======== Given data ========

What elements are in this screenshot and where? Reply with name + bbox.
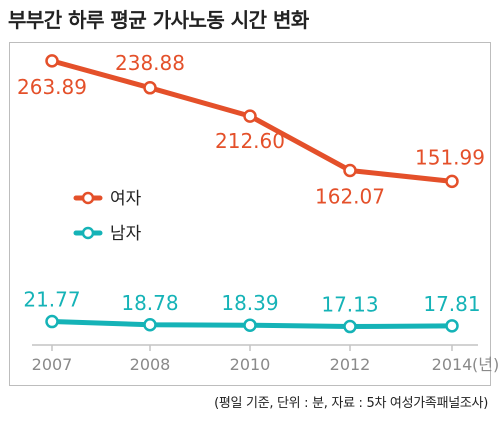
- data-point-1-3: [343, 319, 357, 334]
- legend-label-1: 남자: [110, 224, 142, 244]
- legend-marker-0: [81, 191, 95, 205]
- data-label-0-4: 151.99: [415, 145, 485, 169]
- data-label-0-1: 238.88: [115, 51, 185, 75]
- source-note: (평일 기준, 단위 : 분, 자료 : 5차 여성가족패널조사): [214, 396, 488, 411]
- data-point-1-1: [143, 318, 157, 332]
- data-label-1-0: 21.77: [23, 288, 80, 312]
- data-label-1-2: 18.39: [221, 291, 278, 315]
- data-point-0-1: [143, 81, 157, 95]
- data-point-1-4: [445, 319, 459, 333]
- data-label-1-1: 18.78: [121, 291, 178, 315]
- x-unit-label: (년): [472, 355, 499, 374]
- data-label-0-0: 263.89: [17, 75, 87, 99]
- legend-label-0: 여자: [110, 189, 142, 209]
- x-tick-label-2010: 2010: [230, 355, 271, 374]
- plot-frame: [9, 42, 491, 386]
- data-point-0-2: [243, 109, 257, 123]
- x-tick-label-2007: 2007: [32, 355, 73, 374]
- x-tick-label-2008: 2008: [130, 355, 171, 374]
- data-point-0-4: [445, 174, 459, 189]
- data-point-1-2: [243, 318, 257, 332]
- x-tick-label-2012: 2012: [330, 355, 371, 374]
- data-point-0-3: [343, 163, 357, 178]
- data-point-1-0: [45, 314, 59, 329]
- data-label-0-2: 212.60: [215, 129, 285, 153]
- x-tick-label-2014: 2014: [432, 355, 473, 374]
- chart-title: 부부간 하루 평균 가사노동 시간 변화: [8, 8, 309, 32]
- data-point-0-0: [45, 54, 59, 68]
- legend-marker-1: [81, 226, 95, 240]
- data-label-1-3: 17.13: [321, 293, 378, 317]
- data-label-0-3: 162.07: [315, 185, 385, 209]
- data-label-1-4: 17.81: [423, 292, 480, 316]
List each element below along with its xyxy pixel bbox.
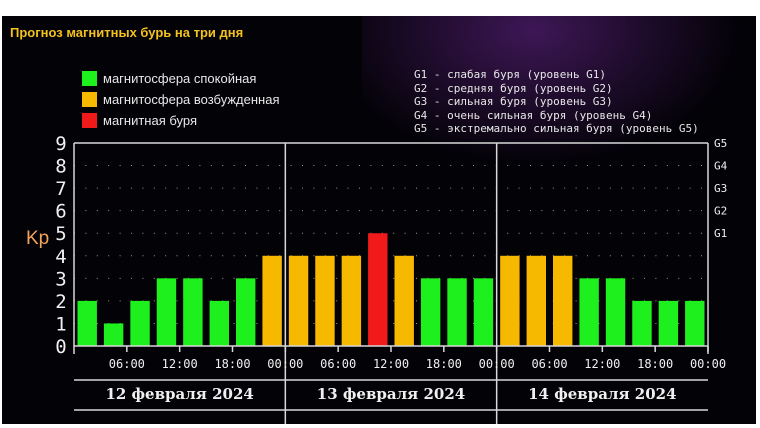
y-axis-title: Kp: [26, 228, 49, 249]
day-label: 13 февраля 2024: [317, 385, 465, 403]
kp-bar: [183, 278, 203, 346]
kp-bar: [420, 278, 441, 346]
legend-item-storm: магнитная буря: [82, 111, 197, 129]
kp-bar: [209, 300, 229, 346]
x-tick-label: 06:00: [531, 357, 567, 371]
y-tick-label: 7: [55, 178, 66, 200]
storm-level-g5: G5 - экстремально сильная буря (уровень …: [414, 122, 699, 135]
legend-swatch-calm: [82, 70, 97, 86]
kp-bar: [500, 255, 520, 346]
g-scale-label: G1: [714, 227, 727, 240]
legend-item-excited: магнитосфера возбужденная: [82, 90, 280, 108]
day-label: 12 февраля 2024: [105, 385, 253, 403]
x-tick-label: 18:00: [426, 357, 462, 371]
kp-bar: [473, 278, 494, 346]
forecast-panel: Прогноз магнитных бурь на три дня магнит…: [2, 16, 756, 424]
x-tick-label: 06:00: [109, 357, 145, 371]
storm-level-g3: G3 - сильная буря (уровень G3): [414, 95, 613, 108]
kp-bar: [579, 278, 599, 346]
kp-bar: [262, 255, 282, 346]
g-scale-label: G5: [714, 137, 727, 150]
kp-bar: [553, 255, 573, 346]
storm-level-g4: G4 - очень сильная буря (уровень G4): [414, 108, 653, 122]
x-tick-label: 00:00: [690, 357, 726, 371]
x-tick-label: 06:00: [320, 357, 356, 371]
storm-level-g1: G1 - слабая буря (уровень G1): [414, 68, 607, 81]
chart-title: Прогноз магнитных бурь на три дня: [10, 25, 244, 40]
kp-bar: [288, 255, 309, 346]
kp-bar: [685, 300, 705, 346]
kp-bar: [77, 300, 97, 346]
legend-item-calm: магнитосфера спокойная: [82, 69, 256, 87]
y-tick-label: 2: [55, 291, 66, 313]
legend-label-excited: магнитосфера возбужденная: [103, 91, 280, 107]
y-tick-label: 3: [55, 268, 66, 290]
y-tick-label: 1: [55, 313, 66, 335]
y-tick-label: 6: [55, 201, 66, 223]
x-tick-label: 12:00: [584, 357, 620, 371]
kp-bar: [632, 300, 652, 346]
x-tick-label: 18:00: [637, 357, 673, 371]
kp-bar: [526, 255, 546, 346]
legend-swatch-storm: [82, 112, 97, 128]
kp-bar: [658, 300, 679, 346]
kp-bar: [130, 300, 150, 346]
kp-bar: [236, 278, 256, 346]
y-tick-label: 8: [55, 156, 66, 178]
x-tick-label: 00:00: [479, 357, 515, 371]
g-scale-label: G4: [714, 160, 728, 173]
kp-bar: [103, 323, 124, 346]
y-tick-label: 5: [55, 223, 66, 245]
y-tick-label: 0: [55, 336, 66, 358]
kp-bar: [605, 278, 626, 346]
g-scale-label: G3: [714, 182, 727, 195]
legend-swatch-excited: [82, 91, 97, 107]
storm-level-g2: G2 - средняя буря (уровень G2): [414, 81, 613, 95]
storm-level-list: G1 - слабая буря (уровень G1) G2 - средн…: [414, 68, 699, 136]
kp-bar: [447, 278, 467, 346]
g-scale-label: G2: [714, 205, 727, 218]
y-tick-label: 4: [55, 246, 66, 268]
kp-bar: [341, 255, 362, 346]
y-tick-label: 9: [55, 133, 66, 155]
x-tick-label: 00:00: [267, 357, 303, 371]
kp-bar-chart: 06:00 12:00 18:00 00:00 06:00 12:00 18:00 00:00…: [26, 133, 728, 424]
x-tick-label: 12:00: [373, 357, 409, 371]
kp-bar: [394, 255, 414, 346]
background-aurora: [362, 16, 742, 166]
kp-bar: [156, 278, 177, 346]
kp-bar: [368, 233, 388, 346]
legend-label-calm: магнитосфера спокойная: [103, 70, 257, 86]
legend-label-storm: магнитная буря: [103, 112, 198, 128]
x-tick-label: 18:00: [214, 357, 250, 371]
x-tick-label: 12:00: [162, 357, 198, 371]
kp-bar: [315, 255, 335, 346]
day-label: 14 февраля 2024: [528, 385, 676, 403]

========

Can you swap "kp-bar" for "kp-column" in the listing lines starting at the line with "y-axis-title: Kp: [26, 228, 49, 249]" and ending at the line with "y-tick-label: 7: [55, 178, 66, 200]", change nothing else, and return only those lines?

y-axis-title: Kp: [26, 228, 49, 249]
day-label: 13 февраля 2024: [317, 385, 465, 403]
kp-column: [183, 278, 203, 346]
kp-column: [420, 278, 441, 346]
legend-item-storm: магнитная буря: [82, 111, 197, 129]
kp-column: [209, 300, 229, 346]
x-tick-label: 06:00: [531, 357, 567, 371]
y-tick-label: 7: [55, 178, 66, 200]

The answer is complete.